Return the listing below word for word.

.....

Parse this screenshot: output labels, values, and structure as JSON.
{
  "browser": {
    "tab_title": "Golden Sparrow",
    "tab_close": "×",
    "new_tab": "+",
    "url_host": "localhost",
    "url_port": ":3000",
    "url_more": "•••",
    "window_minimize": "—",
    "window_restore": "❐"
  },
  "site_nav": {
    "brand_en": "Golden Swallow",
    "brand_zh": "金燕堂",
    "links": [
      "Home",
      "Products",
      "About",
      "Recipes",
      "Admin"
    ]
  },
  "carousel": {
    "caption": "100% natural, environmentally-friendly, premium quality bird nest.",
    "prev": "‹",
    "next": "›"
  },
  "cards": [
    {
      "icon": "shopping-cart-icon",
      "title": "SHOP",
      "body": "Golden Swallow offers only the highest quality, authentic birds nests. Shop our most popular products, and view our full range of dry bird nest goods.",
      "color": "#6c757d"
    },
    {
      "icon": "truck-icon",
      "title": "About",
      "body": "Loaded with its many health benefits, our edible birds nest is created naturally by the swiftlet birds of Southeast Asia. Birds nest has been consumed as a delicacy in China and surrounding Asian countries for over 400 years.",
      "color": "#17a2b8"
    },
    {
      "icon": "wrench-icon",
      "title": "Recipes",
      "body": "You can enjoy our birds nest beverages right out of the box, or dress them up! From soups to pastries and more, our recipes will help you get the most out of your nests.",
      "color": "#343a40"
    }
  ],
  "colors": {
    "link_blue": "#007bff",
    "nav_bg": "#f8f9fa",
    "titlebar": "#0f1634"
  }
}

.....

* Result of the task:
Parse this screenshot: output labels, values, and structure as JSON.
{
  "browser": {
    "tab_title": "Golden Sparrow",
    "tab_close": "×",
    "new_tab": "+",
    "url_host": "localhost",
    "url_port": ":3000",
    "url_more": "•••",
    "window_minimize": "—",
    "window_restore": "❐"
  },
  "site_nav": {
    "brand_en": "Golden Swallow",
    "brand_zh": "金燕堂",
    "links": [
      "Home",
      "Products",
      "About",
      "Recipes",
      "Admin"
    ]
  },
  "carousel": {
    "caption": "100% natural, environmentally-friendly, premium quality bird nest.",
    "prev": "‹",
    "next": "›"
  },
  "cards": [
    {
      "icon": "shopping-cart-icon",
      "title": "SHOP",
      "body": "Golden Swallow offers only the highest quality, authentic birds nests. Shop our most popular products, and view our full range of dry bird nest goods.",
      "color": "#6c757d"
    },
    {
      "icon": "truck-icon",
      "title": "About",
      "body": "Loaded with its many health benefits, our edible birds nest is created naturally by the swiftlet birds of Southeast Asia. Birds nest has been consumed as a delicacy in China and surrounding Asian countries for over 400 years.",
      "color": "#17a2b8"
    },
    {
      "icon": "wrench-icon",
      "title": "Recipes",
      "body": "You can enjoy our birds nest beverages right out of the box, or dress them up! From soups to pastries and more, our recipes will help you get the most out of your nests.",
      "color": "#343a40"
    }
  ],
  "colors": {
    "link_blue": "#007bff",
    "nav_bg": "#f8f9fa",
    "titlebar": "#0f1634"
  }
}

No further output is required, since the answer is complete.